[Rows from a figure dataset]
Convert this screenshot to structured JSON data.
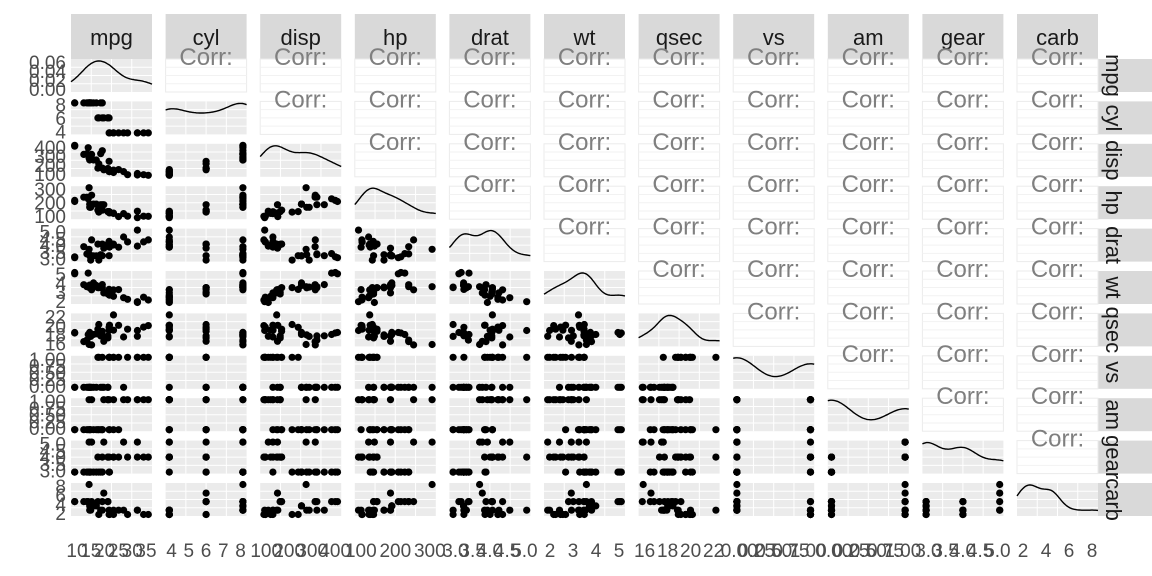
{
  "chart_data": {
    "type": "scatter",
    "title": "",
    "layout": "pairs-matrix",
    "panel_bg": "#ebebeb",
    "strip_bg": "#d9d9d9",
    "point_color": "#000000",
    "line_color": "#000000",
    "corr_text_color": "#7f7f7f",
    "upper_panel_text": "Corr:",
    "variables": [
      "mpg",
      "cyl",
      "disp",
      "hp",
      "drat",
      "wt",
      "qsec",
      "vs",
      "am",
      "gear",
      "carb"
    ],
    "row_labels": [
      "mpg",
      "cyl",
      "disp",
      "hp",
      "drat",
      "wt",
      "qsec",
      "vs",
      "am",
      "gear",
      "carb"
    ],
    "x_ticks": [
      {
        "var": "mpg",
        "labels": [
          "10",
          "15",
          "20",
          "25",
          "30",
          "35"
        ]
      },
      {
        "var": "cyl",
        "labels": [
          "4",
          "5",
          "6",
          "7",
          "8"
        ]
      },
      {
        "var": "disp",
        "labels": [
          "100",
          "200",
          "300",
          "400"
        ]
      },
      {
        "var": "hp",
        "labels": [
          "100",
          "200",
          "300"
        ]
      },
      {
        "var": "drat",
        "labels": [
          "3.0",
          "3.5",
          "4.0",
          "4.5",
          "5.0"
        ]
      },
      {
        "var": "wt",
        "labels": [
          "2",
          "3",
          "4",
          "5"
        ]
      },
      {
        "var": "qsec",
        "labels": [
          "16",
          "18",
          "20",
          "22"
        ]
      },
      {
        "var": "vs",
        "labels": [
          "0.00",
          "0.25",
          "0.50",
          "0.75",
          "1.00"
        ]
      },
      {
        "var": "am",
        "labels": [
          "0.00",
          "0.25",
          "0.50",
          "0.75",
          "1.00"
        ]
      },
      {
        "var": "gear",
        "labels": [
          "3.0",
          "3.5",
          "4.0",
          "4.5",
          "5.0"
        ]
      },
      {
        "var": "carb",
        "labels": [
          "2",
          "4",
          "6",
          "8"
        ]
      }
    ],
    "y_ticks": [
      {
        "var": "mpg",
        "labels": [
          "0.00",
          "0.02",
          "0.04",
          "0.06"
        ]
      },
      {
        "var": "cyl",
        "labels": [
          "4",
          "6",
          "8"
        ]
      },
      {
        "var": "disp",
        "labels": [
          "100",
          "200",
          "300",
          "400"
        ]
      },
      {
        "var": "hp",
        "labels": [
          "100",
          "200",
          "300"
        ]
      },
      {
        "var": "drat",
        "labels": [
          "3.0",
          "3.5",
          "4.0",
          "4.5",
          "5.0"
        ]
      },
      {
        "var": "wt",
        "labels": [
          "2",
          "3",
          "4",
          "5"
        ]
      },
      {
        "var": "qsec",
        "labels": [
          "16",
          "18",
          "20",
          "22"
        ]
      },
      {
        "var": "vs",
        "labels": [
          "0.00",
          "0.25",
          "0.50",
          "0.75",
          "1.00"
        ]
      },
      {
        "var": "am",
        "labels": [
          "0.00",
          "0.25",
          "0.50",
          "0.75",
          "1.00"
        ]
      },
      {
        "var": "gear",
        "labels": [
          "3.0",
          "3.5",
          "4.0",
          "4.5",
          "5.0"
        ]
      },
      {
        "var": "carb",
        "labels": [
          "2",
          "4",
          "6",
          "8"
        ]
      }
    ],
    "observations": [
      [
        21.0,
        6,
        160.0,
        110,
        3.9,
        2.62,
        16.46,
        0,
        1,
        4,
        4
      ],
      [
        21.0,
        6,
        160.0,
        110,
        3.9,
        2.875,
        17.02,
        0,
        1,
        4,
        4
      ],
      [
        22.8,
        4,
        108.0,
        93,
        3.85,
        2.32,
        18.61,
        1,
        1,
        4,
        1
      ],
      [
        21.4,
        6,
        258.0,
        110,
        3.08,
        3.215,
        19.44,
        1,
        0,
        3,
        1
      ],
      [
        18.7,
        8,
        360.0,
        175,
        3.15,
        3.44,
        17.02,
        0,
        0,
        3,
        2
      ],
      [
        18.1,
        6,
        225.0,
        105,
        2.76,
        3.46,
        20.22,
        1,
        0,
        3,
        1
      ],
      [
        14.3,
        8,
        360.0,
        245,
        3.21,
        3.57,
        15.84,
        0,
        0,
        3,
        4
      ],
      [
        24.4,
        4,
        146.7,
        62,
        3.69,
        3.19,
        20.0,
        1,
        0,
        4,
        2
      ],
      [
        22.8,
        4,
        140.8,
        95,
        3.92,
        3.15,
        22.9,
        1,
        0,
        4,
        2
      ],
      [
        19.2,
        6,
        167.6,
        123,
        3.92,
        3.44,
        18.3,
        1,
        0,
        4,
        4
      ],
      [
        17.8,
        6,
        167.6,
        123,
        3.92,
        3.44,
        18.9,
        1,
        0,
        4,
        4
      ],
      [
        16.4,
        8,
        275.8,
        180,
        3.07,
        4.07,
        17.4,
        0,
        0,
        3,
        3
      ],
      [
        17.3,
        8,
        275.8,
        180,
        3.07,
        3.73,
        17.6,
        0,
        0,
        3,
        3
      ],
      [
        15.2,
        8,
        275.8,
        180,
        3.07,
        3.78,
        18.0,
        0,
        0,
        3,
        3
      ],
      [
        10.4,
        8,
        472.0,
        205,
        2.93,
        5.25,
        17.98,
        0,
        0,
        3,
        4
      ],
      [
        10.4,
        8,
        460.0,
        215,
        3.0,
        5.424,
        17.82,
        0,
        0,
        3,
        4
      ],
      [
        14.7,
        8,
        440.0,
        230,
        3.23,
        5.345,
        17.42,
        0,
        0,
        3,
        4
      ],
      [
        32.4,
        4,
        78.7,
        66,
        4.08,
        2.2,
        19.47,
        1,
        1,
        4,
        1
      ],
      [
        30.4,
        4,
        75.7,
        52,
        4.93,
        1.615,
        18.52,
        1,
        1,
        4,
        2
      ],
      [
        33.9,
        4,
        71.1,
        65,
        4.22,
        1.835,
        19.9,
        1,
        1,
        4,
        1
      ],
      [
        21.5,
        4,
        120.1,
        97,
        3.7,
        2.465,
        20.01,
        1,
        0,
        3,
        1
      ],
      [
        15.5,
        8,
        318.0,
        150,
        2.76,
        3.52,
        16.87,
        0,
        0,
        3,
        2
      ],
      [
        15.2,
        8,
        304.0,
        150,
        3.15,
        3.435,
        17.3,
        0,
        0,
        3,
        2
      ],
      [
        13.3,
        8,
        350.0,
        245,
        3.73,
        3.84,
        15.41,
        0,
        0,
        3,
        4
      ],
      [
        19.2,
        8,
        400.0,
        175,
        3.08,
        3.845,
        17.05,
        0,
        0,
        3,
        2
      ],
      [
        27.3,
        4,
        79.0,
        66,
        4.08,
        1.935,
        18.9,
        1,
        1,
        4,
        1
      ],
      [
        26.0,
        4,
        120.3,
        91,
        4.43,
        2.14,
        16.7,
        0,
        1,
        5,
        2
      ],
      [
        30.4,
        4,
        95.1,
        113,
        3.77,
        1.513,
        16.9,
        1,
        1,
        5,
        2
      ],
      [
        15.8,
        8,
        351.0,
        264,
        4.22,
        3.17,
        14.5,
        0,
        1,
        5,
        4
      ],
      [
        19.7,
        6,
        145.0,
        175,
        3.62,
        2.77,
        15.5,
        0,
        1,
        5,
        6
      ],
      [
        15.0,
        8,
        301.0,
        335,
        3.54,
        3.57,
        14.6,
        0,
        1,
        5,
        8
      ],
      [
        21.4,
        4,
        121.0,
        109,
        4.11,
        2.78,
        18.6,
        1,
        1,
        4,
        2
      ]
    ]
  }
}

◆ **Exercise objective**: Quote the full listing above word for word; exclude every picture from the copy.

◆ **Response to the task**:
Convert this screenshot to structured JSON data.
{
  "chart_data": {
    "type": "scatter",
    "title": "",
    "layout": "pairs-matrix",
    "panel_bg": "#ebebeb",
    "strip_bg": "#d9d9d9",
    "point_color": "#000000",
    "line_color": "#000000",
    "corr_text_color": "#7f7f7f",
    "upper_panel_text": "Corr:",
    "variables": [
      "mpg",
      "cyl",
      "disp",
      "hp",
      "drat",
      "wt",
      "qsec",
      "vs",
      "am",
      "gear",
      "carb"
    ],
    "row_labels": [
      "mpg",
      "cyl",
      "disp",
      "hp",
      "drat",
      "wt",
      "qsec",
      "vs",
      "am",
      "gear",
      "carb"
    ],
    "x_ticks": [
      {
        "var": "mpg",
        "labels": [
          "10",
          "15",
          "20",
          "25",
          "30",
          "35"
        ]
      },
      {
        "var": "cyl",
        "labels": [
          "4",
          "5",
          "6",
          "7",
          "8"
        ]
      },
      {
        "var": "disp",
        "labels": [
          "100",
          "200",
          "300",
          "400"
        ]
      },
      {
        "var": "hp",
        "labels": [
          "100",
          "200",
          "300"
        ]
      },
      {
        "var": "drat",
        "labels": [
          "3.0",
          "3.5",
          "4.0",
          "4.5",
          "5.0"
        ]
      },
      {
        "var": "wt",
        "labels": [
          "2",
          "3",
          "4",
          "5"
        ]
      },
      {
        "var": "qsec",
        "labels": [
          "16",
          "18",
          "20",
          "22"
        ]
      },
      {
        "var": "vs",
        "labels": [
          "0.00",
          "0.25",
          "0.50",
          "0.75",
          "1.00"
        ]
      },
      {
        "var": "am",
        "labels": [
          "0.00",
          "0.25",
          "0.50",
          "0.75",
          "1.00"
        ]
      },
      {
        "var": "gear",
        "labels": [
          "3.0",
          "3.5",
          "4.0",
          "4.5",
          "5.0"
        ]
      },
      {
        "var": "carb",
        "labels": [
          "2",
          "4",
          "6",
          "8"
        ]
      }
    ],
    "y_ticks": [
      {
        "var": "mpg",
        "labels": [
          "0.00",
          "0.02",
          "0.04",
          "0.06"
        ]
      },
      {
        "var": "cyl",
        "labels": [
          "4",
          "6",
          "8"
        ]
      },
      {
        "var": "disp",
        "labels": [
          "100",
          "200",
          "300",
          "400"
        ]
      },
      {
        "var": "hp",
        "labels": [
          "100",
          "200",
          "300"
        ]
      },
      {
        "var": "drat",
        "labels": [
          "3.0",
          "3.5",
          "4.0",
          "4.5",
          "5.0"
        ]
      },
      {
        "var": "wt",
        "labels": [
          "2",
          "3",
          "4",
          "5"
        ]
      },
      {
        "var": "qsec",
        "labels": [
          "16",
          "18",
          "20",
          "22"
        ]
      },
      {
        "var": "vs",
        "labels": [
          "0.00",
          "0.25",
          "0.50",
          "0.75",
          "1.00"
        ]
      },
      {
        "var": "am",
        "labels": [
          "0.00",
          "0.25",
          "0.50",
          "0.75",
          "1.00"
        ]
      },
      {
        "var": "gear",
        "labels": [
          "3.0",
          "3.5",
          "4.0",
          "4.5",
          "5.0"
        ]
      },
      {
        "var": "carb",
        "labels": [
          "2",
          "4",
          "6",
          "8"
        ]
      }
    ],
    "observations": [
      [
        21.0,
        6,
        160.0,
        110,
        3.9,
        2.62,
        16.46,
        0,
        1,
        4,
        4
      ],
      [
        21.0,
        6,
        160.0,
        110,
        3.9,
        2.875,
        17.02,
        0,
        1,
        4,
        4
      ],
      [
        22.8,
        4,
        108.0,
        93,
        3.85,
        2.32,
        18.61,
        1,
        1,
        4,
        1
      ],
      [
        21.4,
        6,
        258.0,
        110,
        3.08,
        3.215,
        19.44,
        1,
        0,
        3,
        1
      ],
      [
        18.7,
        8,
        360.0,
        175,
        3.15,
        3.44,
        17.02,
        0,
        0,
        3,
        2
      ],
      [
        18.1,
        6,
        225.0,
        105,
        2.76,
        3.46,
        20.22,
        1,
        0,
        3,
        1
      ],
      [
        14.3,
        8,
        360.0,
        245,
        3.21,
        3.57,
        15.84,
        0,
        0,
        3,
        4
      ],
      [
        24.4,
        4,
        146.7,
        62,
        3.69,
        3.19,
        20.0,
        1,
        0,
        4,
        2
      ],
      [
        22.8,
        4,
        140.8,
        95,
        3.92,
        3.15,
        22.9,
        1,
        0,
        4,
        2
      ],
      [
        19.2,
        6,
        167.6,
        123,
        3.92,
        3.44,
        18.3,
        1,
        0,
        4,
        4
      ],
      [
        17.8,
        6,
        167.6,
        123,
        3.92,
        3.44,
        18.9,
        1,
        0,
        4,
        4
      ],
      [
        16.4,
        8,
        275.8,
        180,
        3.07,
        4.07,
        17.4,
        0,
        0,
        3,
        3
      ],
      [
        17.3,
        8,
        275.8,
        180,
        3.07,
        3.73,
        17.6,
        0,
        0,
        3,
        3
      ],
      [
        15.2,
        8,
        275.8,
        180,
        3.07,
        3.78,
        18.0,
        0,
        0,
        3,
        3
      ],
      [
        10.4,
        8,
        472.0,
        205,
        2.93,
        5.25,
        17.98,
        0,
        0,
        3,
        4
      ],
      [
        10.4,
        8,
        460.0,
        215,
        3.0,
        5.424,
        17.82,
        0,
        0,
        3,
        4
      ],
      [
        14.7,
        8,
        440.0,
        230,
        3.23,
        5.345,
        17.42,
        0,
        0,
        3,
        4
      ],
      [
        32.4,
        4,
        78.7,
        66,
        4.08,
        2.2,
        19.47,
        1,
        1,
        4,
        1
      ],
      [
        30.4,
        4,
        75.7,
        52,
        4.93,
        1.615,
        18.52,
        1,
        1,
        4,
        2
      ],
      [
        33.9,
        4,
        71.1,
        65,
        4.22,
        1.835,
        19.9,
        1,
        1,
        4,
        1
      ],
      [
        21.5,
        4,
        120.1,
        97,
        3.7,
        2.465,
        20.01,
        1,
        0,
        3,
        1
      ],
      [
        15.5,
        8,
        318.0,
        150,
        2.76,
        3.52,
        16.87,
        0,
        0,
        3,
        2
      ],
      [
        15.2,
        8,
        304.0,
        150,
        3.15,
        3.435,
        17.3,
        0,
        0,
        3,
        2
      ],
      [
        13.3,
        8,
        350.0,
        245,
        3.73,
        3.84,
        15.41,
        0,
        0,
        3,
        4
      ],
      [
        19.2,
        8,
        400.0,
        175,
        3.08,
        3.845,
        17.05,
        0,
        0,
        3,
        2
      ],
      [
        27.3,
        4,
        79.0,
        66,
        4.08,
        1.935,
        18.9,
        1,
        1,
        4,
        1
      ],
      [
        26.0,
        4,
        120.3,
        91,
        4.43,
        2.14,
        16.7,
        0,
        1,
        5,
        2
      ],
      [
        30.4,
        4,
        95.1,
        113,
        3.77,
        1.513,
        16.9,
        1,
        1,
        5,
        2
      ],
      [
        15.8,
        8,
        351.0,
        264,
        4.22,
        3.17,
        14.5,
        0,
        1,
        5,
        4
      ],
      [
        19.7,
        6,
        145.0,
        175,
        3.62,
        2.77,
        15.5,
        0,
        1,
        5,
        6
      ],
      [
        15.0,
        8,
        301.0,
        335,
        3.54,
        3.57,
        14.6,
        0,
        1,
        5,
        8
      ],
      [
        21.4,
        4,
        121.0,
        109,
        4.11,
        2.78,
        18.6,
        1,
        1,
        4,
        2
      ]
    ]
  }
}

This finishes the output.